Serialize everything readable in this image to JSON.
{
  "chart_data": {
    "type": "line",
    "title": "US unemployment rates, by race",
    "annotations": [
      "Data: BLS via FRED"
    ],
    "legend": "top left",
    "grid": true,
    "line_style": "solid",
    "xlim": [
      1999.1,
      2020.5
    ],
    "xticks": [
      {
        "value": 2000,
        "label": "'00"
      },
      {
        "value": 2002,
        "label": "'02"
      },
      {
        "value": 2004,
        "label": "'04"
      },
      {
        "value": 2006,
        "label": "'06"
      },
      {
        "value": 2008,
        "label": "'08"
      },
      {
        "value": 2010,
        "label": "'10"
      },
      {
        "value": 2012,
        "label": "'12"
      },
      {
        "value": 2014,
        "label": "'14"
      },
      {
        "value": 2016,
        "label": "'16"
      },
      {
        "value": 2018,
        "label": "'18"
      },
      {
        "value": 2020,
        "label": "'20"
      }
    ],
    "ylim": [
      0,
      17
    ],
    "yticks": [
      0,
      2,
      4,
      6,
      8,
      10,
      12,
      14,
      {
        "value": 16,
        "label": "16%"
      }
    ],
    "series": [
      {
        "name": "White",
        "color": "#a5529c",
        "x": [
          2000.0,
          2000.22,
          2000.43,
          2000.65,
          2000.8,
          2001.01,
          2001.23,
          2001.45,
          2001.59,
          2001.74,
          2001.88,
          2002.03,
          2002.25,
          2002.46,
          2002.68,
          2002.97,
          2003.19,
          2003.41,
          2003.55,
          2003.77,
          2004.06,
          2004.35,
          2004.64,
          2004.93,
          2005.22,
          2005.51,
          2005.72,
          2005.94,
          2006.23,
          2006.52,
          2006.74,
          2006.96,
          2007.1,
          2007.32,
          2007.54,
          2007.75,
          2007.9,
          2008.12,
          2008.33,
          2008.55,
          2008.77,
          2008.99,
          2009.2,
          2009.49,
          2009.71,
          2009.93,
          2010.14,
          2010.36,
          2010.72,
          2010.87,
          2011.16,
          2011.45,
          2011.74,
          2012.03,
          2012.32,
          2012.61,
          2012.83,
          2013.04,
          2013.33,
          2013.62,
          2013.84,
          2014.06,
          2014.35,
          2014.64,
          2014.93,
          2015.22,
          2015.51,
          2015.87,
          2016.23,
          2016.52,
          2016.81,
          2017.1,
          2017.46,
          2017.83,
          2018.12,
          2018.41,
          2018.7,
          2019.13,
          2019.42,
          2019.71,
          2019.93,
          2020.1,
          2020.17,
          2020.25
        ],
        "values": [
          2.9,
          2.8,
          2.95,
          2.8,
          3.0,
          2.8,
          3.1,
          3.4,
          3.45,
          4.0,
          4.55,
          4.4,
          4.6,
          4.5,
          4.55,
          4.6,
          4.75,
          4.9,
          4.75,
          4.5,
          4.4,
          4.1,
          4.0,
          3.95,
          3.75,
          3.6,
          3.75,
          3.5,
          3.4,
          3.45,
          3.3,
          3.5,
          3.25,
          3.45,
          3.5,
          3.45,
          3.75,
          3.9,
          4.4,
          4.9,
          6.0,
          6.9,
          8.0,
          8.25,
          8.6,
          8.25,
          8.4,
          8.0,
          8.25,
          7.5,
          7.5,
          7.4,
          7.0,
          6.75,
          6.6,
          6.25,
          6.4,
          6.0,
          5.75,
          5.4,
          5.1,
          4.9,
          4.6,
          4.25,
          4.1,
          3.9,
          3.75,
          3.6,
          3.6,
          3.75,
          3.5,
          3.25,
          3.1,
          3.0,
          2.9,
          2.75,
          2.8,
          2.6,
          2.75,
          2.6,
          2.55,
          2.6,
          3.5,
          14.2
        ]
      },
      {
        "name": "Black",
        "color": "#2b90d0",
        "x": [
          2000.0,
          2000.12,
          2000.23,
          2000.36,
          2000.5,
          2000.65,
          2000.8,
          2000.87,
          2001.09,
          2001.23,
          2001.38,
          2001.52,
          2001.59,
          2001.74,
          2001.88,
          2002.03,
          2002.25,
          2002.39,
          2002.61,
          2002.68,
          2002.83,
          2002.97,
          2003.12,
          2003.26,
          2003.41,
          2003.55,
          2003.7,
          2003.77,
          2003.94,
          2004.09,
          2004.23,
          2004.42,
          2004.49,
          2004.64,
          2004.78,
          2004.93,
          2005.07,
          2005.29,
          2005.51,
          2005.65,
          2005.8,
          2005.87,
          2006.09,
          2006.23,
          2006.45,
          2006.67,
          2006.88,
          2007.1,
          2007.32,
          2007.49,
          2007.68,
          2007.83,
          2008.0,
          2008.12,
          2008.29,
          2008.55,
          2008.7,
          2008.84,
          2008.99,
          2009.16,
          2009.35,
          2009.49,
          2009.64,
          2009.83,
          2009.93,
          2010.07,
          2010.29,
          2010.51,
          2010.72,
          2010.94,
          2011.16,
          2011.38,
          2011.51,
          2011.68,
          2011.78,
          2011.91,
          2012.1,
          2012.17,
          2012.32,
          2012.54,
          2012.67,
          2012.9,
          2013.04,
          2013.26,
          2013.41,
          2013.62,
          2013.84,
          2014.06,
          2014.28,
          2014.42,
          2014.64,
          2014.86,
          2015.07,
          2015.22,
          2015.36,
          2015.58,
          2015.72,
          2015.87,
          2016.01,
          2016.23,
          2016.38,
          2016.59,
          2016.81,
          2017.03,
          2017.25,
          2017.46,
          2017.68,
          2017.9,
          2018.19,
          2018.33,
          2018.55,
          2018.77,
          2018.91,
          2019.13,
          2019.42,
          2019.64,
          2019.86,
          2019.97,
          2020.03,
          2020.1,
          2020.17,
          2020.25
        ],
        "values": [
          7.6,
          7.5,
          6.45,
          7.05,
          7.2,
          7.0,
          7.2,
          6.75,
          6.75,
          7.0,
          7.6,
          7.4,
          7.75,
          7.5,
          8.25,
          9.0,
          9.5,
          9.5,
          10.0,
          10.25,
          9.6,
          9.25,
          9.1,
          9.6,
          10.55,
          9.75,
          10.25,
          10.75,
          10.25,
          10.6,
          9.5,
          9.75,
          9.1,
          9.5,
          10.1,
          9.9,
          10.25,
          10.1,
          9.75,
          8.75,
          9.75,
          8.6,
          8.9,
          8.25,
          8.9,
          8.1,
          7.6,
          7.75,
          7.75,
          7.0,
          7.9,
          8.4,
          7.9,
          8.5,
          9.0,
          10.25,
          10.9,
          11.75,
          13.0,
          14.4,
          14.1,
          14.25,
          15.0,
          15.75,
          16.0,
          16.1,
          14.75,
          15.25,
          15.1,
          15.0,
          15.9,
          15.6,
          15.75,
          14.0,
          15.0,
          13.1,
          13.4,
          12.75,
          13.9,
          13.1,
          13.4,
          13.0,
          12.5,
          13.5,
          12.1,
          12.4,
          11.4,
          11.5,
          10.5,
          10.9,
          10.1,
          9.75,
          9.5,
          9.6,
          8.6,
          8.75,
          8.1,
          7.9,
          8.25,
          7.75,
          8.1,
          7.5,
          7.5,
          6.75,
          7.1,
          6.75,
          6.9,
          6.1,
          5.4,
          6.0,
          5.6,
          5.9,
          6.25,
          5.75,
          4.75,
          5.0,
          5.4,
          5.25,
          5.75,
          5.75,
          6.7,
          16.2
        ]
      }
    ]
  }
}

^^^^

» **Exercise brief**
All of the entries above need to be reproduced exactly.

» **Output for this exercise**
Serialize everything readable in this image to JSON.
{
  "chart_data": {
    "type": "line",
    "title": "US unemployment rates, by race",
    "annotations": [
      "Data: BLS via FRED"
    ],
    "legend": "top left",
    "grid": true,
    "line_style": "solid",
    "xlim": [
      1999.1,
      2020.5
    ],
    "xticks": [
      {
        "value": 2000,
        "label": "'00"
      },
      {
        "value": 2002,
        "label": "'02"
      },
      {
        "value": 2004,
        "label": "'04"
      },
      {
        "value": 2006,
        "label": "'06"
      },
      {
        "value": 2008,
        "label": "'08"
      },
      {
        "value": 2010,
        "label": "'10"
      },
      {
        "value": 2012,
        "label": "'12"
      },
      {
        "value": 2014,
        "label": "'14"
      },
      {
        "value": 2016,
        "label": "'16"
      },
      {
        "value": 2018,
        "label": "'18"
      },
      {
        "value": 2020,
        "label": "'20"
      }
    ],
    "ylim": [
      0,
      17
    ],
    "yticks": [
      0,
      2,
      4,
      6,
      8,
      10,
      12,
      14,
      {
        "value": 16,
        "label": "16%"
      }
    ],
    "series": [
      {
        "name": "White",
        "color": "#a5529c",
        "x": [
          2000.0,
          2000.22,
          2000.43,
          2000.65,
          2000.8,
          2001.01,
          2001.23,
          2001.45,
          2001.59,
          2001.74,
          2001.88,
          2002.03,
          2002.25,
          2002.46,
          2002.68,
          2002.97,
          2003.19,
          2003.41,
          2003.55,
          2003.77,
          2004.06,
          2004.35,
          2004.64,
          2004.93,
          2005.22,
          2005.51,
          2005.72,
          2005.94,
          2006.23,
          2006.52,
          2006.74,
          2006.96,
          2007.1,
          2007.32,
          2007.54,
          2007.75,
          2007.9,
          2008.12,
          2008.33,
          2008.55,
          2008.77,
          2008.99,
          2009.2,
          2009.49,
          2009.71,
          2009.93,
          2010.14,
          2010.36,
          2010.72,
          2010.87,
          2011.16,
          2011.45,
          2011.74,
          2012.03,
          2012.32,
          2012.61,
          2012.83,
          2013.04,
          2013.33,
          2013.62,
          2013.84,
          2014.06,
          2014.35,
          2014.64,
          2014.93,
          2015.22,
          2015.51,
          2015.87,
          2016.23,
          2016.52,
          2016.81,
          2017.1,
          2017.46,
          2017.83,
          2018.12,
          2018.41,
          2018.7,
          2019.13,
          2019.42,
          2019.71,
          2019.93,
          2020.1,
          2020.17,
          2020.25
        ],
        "values": [
          2.9,
          2.8,
          2.95,
          2.8,
          3.0,
          2.8,
          3.1,
          3.4,
          3.45,
          4.0,
          4.55,
          4.4,
          4.6,
          4.5,
          4.55,
          4.6,
          4.75,
          4.9,
          4.75,
          4.5,
          4.4,
          4.1,
          4.0,
          3.95,
          3.75,
          3.6,
          3.75,
          3.5,
          3.4,
          3.45,
          3.3,
          3.5,
          3.25,
          3.45,
          3.5,
          3.45,
          3.75,
          3.9,
          4.4,
          4.9,
          6.0,
          6.9,
          8.0,
          8.25,
          8.6,
          8.25,
          8.4,
          8.0,
          8.25,
          7.5,
          7.5,
          7.4,
          7.0,
          6.75,
          6.6,
          6.25,
          6.4,
          6.0,
          5.75,
          5.4,
          5.1,
          4.9,
          4.6,
          4.25,
          4.1,
          3.9,
          3.75,
          3.6,
          3.6,
          3.75,
          3.5,
          3.25,
          3.1,
          3.0,
          2.9,
          2.75,
          2.8,
          2.6,
          2.75,
          2.6,
          2.55,
          2.6,
          3.5,
          14.2
        ]
      },
      {
        "name": "Black",
        "color": "#2b90d0",
        "x": [
          2000.0,
          2000.12,
          2000.23,
          2000.36,
          2000.5,
          2000.65,
          2000.8,
          2000.87,
          2001.09,
          2001.23,
          2001.38,
          2001.52,
          2001.59,
          2001.74,
          2001.88,
          2002.03,
          2002.25,
          2002.39,
          2002.61,
          2002.68,
          2002.83,
          2002.97,
          2003.12,
          2003.26,
          2003.41,
          2003.55,
          2003.7,
          2003.77,
          2003.94,
          2004.09,
          2004.23,
          2004.42,
          2004.49,
          2004.64,
          2004.78,
          2004.93,
          2005.07,
          2005.29,
          2005.51,
          2005.65,
          2005.8,
          2005.87,
          2006.09,
          2006.23,
          2006.45,
          2006.67,
          2006.88,
          2007.1,
          2007.32,
          2007.49,
          2007.68,
          2007.83,
          2008.0,
          2008.12,
          2008.29,
          2008.55,
          2008.7,
          2008.84,
          2008.99,
          2009.16,
          2009.35,
          2009.49,
          2009.64,
          2009.83,
          2009.93,
          2010.07,
          2010.29,
          2010.51,
          2010.72,
          2010.94,
          2011.16,
          2011.38,
          2011.51,
          2011.68,
          2011.78,
          2011.91,
          2012.1,
          2012.17,
          2012.32,
          2012.54,
          2012.67,
          2012.9,
          2013.04,
          2013.26,
          2013.41,
          2013.62,
          2013.84,
          2014.06,
          2014.28,
          2014.42,
          2014.64,
          2014.86,
          2015.07,
          2015.22,
          2015.36,
          2015.58,
          2015.72,
          2015.87,
          2016.01,
          2016.23,
          2016.38,
          2016.59,
          2016.81,
          2017.03,
          2017.25,
          2017.46,
          2017.68,
          2017.9,
          2018.19,
          2018.33,
          2018.55,
          2018.77,
          2018.91,
          2019.13,
          2019.42,
          2019.64,
          2019.86,
          2019.97,
          2020.03,
          2020.1,
          2020.17,
          2020.25
        ],
        "values": [
          7.6,
          7.5,
          6.45,
          7.05,
          7.2,
          7.0,
          7.2,
          6.75,
          6.75,
          7.0,
          7.6,
          7.4,
          7.75,
          7.5,
          8.25,
          9.0,
          9.5,
          9.5,
          10.0,
          10.25,
          9.6,
          9.25,
          9.1,
          9.6,
          10.55,
          9.75,
          10.25,
          10.75,
          10.25,
          10.6,
          9.5,
          9.75,
          9.1,
          9.5,
          10.1,
          9.9,
          10.25,
          10.1,
          9.75,
          8.75,
          9.75,
          8.6,
          8.9,
          8.25,
          8.9,
          8.1,
          7.6,
          7.75,
          7.75,
          7.0,
          7.9,
          8.4,
          7.9,
          8.5,
          9.0,
          10.25,
          10.9,
          11.75,
          13.0,
          14.4,
          14.1,
          14.25,
          15.0,
          15.75,
          16.0,
          16.1,
          14.75,
          15.25,
          15.1,
          15.0,
          15.9,
          15.6,
          15.75,
          14.0,
          15.0,
          13.1,
          13.4,
          12.75,
          13.9,
          13.1,
          13.4,
          13.0,
          12.5,
          13.5,
          12.1,
          12.4,
          11.4,
          11.5,
          10.5,
          10.9,
          10.1,
          9.75,
          9.5,
          9.6,
          8.6,
          8.75,
          8.1,
          7.9,
          8.25,
          7.75,
          8.1,
          7.5,
          7.5,
          6.75,
          7.1,
          6.75,
          6.9,
          6.1,
          5.4,
          6.0,
          5.6,
          5.9,
          6.25,
          5.75,
          4.75,
          5.0,
          5.4,
          5.25,
          5.75,
          5.75,
          6.7,
          16.2
        ]
      }
    ]
  }
}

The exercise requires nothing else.